+++ SUPPLIED DATA

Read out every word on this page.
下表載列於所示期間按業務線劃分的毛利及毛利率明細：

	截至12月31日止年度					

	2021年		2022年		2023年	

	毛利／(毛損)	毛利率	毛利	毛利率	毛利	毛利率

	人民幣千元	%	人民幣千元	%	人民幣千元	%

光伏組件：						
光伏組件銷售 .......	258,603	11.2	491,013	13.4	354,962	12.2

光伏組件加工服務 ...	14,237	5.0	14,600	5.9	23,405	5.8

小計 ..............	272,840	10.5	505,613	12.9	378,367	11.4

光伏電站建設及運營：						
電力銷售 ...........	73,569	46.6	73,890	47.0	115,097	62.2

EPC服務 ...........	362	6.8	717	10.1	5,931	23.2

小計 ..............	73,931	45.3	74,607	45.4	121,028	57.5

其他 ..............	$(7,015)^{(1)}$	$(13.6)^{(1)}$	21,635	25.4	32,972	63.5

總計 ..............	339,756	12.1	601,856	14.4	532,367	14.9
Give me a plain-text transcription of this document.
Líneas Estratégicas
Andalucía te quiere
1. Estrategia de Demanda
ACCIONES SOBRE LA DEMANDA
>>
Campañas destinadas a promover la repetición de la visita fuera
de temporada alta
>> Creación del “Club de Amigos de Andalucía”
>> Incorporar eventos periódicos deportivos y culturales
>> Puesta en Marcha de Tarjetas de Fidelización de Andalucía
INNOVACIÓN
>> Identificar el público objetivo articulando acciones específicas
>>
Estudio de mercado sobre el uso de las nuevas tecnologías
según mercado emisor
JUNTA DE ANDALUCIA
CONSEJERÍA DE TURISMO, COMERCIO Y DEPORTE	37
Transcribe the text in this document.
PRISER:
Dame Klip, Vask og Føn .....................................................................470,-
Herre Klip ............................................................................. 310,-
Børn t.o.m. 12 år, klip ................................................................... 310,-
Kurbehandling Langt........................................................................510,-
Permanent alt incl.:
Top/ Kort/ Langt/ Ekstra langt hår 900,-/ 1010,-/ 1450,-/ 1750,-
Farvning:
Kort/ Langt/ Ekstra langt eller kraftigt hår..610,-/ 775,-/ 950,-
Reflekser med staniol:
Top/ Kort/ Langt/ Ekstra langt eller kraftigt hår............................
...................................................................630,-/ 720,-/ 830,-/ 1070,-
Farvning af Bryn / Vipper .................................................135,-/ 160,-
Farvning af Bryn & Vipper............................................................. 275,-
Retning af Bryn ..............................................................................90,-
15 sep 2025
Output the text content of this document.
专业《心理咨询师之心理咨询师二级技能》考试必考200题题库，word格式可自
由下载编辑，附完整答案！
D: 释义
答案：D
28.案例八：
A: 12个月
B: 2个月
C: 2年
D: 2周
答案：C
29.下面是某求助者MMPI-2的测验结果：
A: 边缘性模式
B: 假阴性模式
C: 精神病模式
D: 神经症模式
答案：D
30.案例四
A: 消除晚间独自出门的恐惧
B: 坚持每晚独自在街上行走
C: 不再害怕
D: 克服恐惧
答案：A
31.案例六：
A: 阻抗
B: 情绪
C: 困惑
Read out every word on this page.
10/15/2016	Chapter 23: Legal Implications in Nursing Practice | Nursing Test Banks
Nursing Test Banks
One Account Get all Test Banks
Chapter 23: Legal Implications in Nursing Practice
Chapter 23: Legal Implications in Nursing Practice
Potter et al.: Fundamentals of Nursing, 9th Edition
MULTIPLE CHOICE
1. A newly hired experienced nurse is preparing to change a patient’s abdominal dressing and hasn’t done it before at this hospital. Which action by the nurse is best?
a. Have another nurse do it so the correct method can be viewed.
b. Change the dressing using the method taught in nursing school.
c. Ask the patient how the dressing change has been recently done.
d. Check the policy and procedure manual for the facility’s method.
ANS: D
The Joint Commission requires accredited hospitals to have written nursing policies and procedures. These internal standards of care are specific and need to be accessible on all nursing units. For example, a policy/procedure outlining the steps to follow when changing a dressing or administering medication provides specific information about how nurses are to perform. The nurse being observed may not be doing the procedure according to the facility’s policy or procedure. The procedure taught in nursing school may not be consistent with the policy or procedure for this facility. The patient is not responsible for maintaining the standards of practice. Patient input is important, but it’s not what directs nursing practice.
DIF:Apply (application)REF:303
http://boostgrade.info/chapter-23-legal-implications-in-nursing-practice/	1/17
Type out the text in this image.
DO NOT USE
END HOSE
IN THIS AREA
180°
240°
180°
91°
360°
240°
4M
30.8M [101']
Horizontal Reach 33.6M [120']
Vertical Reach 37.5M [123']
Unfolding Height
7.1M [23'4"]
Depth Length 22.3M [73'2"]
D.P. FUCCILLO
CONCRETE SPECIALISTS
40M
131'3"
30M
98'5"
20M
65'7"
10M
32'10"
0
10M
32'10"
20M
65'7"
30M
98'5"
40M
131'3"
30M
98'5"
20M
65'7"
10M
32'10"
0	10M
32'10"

++++++

> SHORT EXERCISE:
Gather from the records above every line containing the string "Vipper".

> RESPONSE FOR THIS EXERCISE:
Farvning af Bryn / Vipper .................................................135,-/ 160,-
Farvning af Bryn & Vipper............................................................. 275,-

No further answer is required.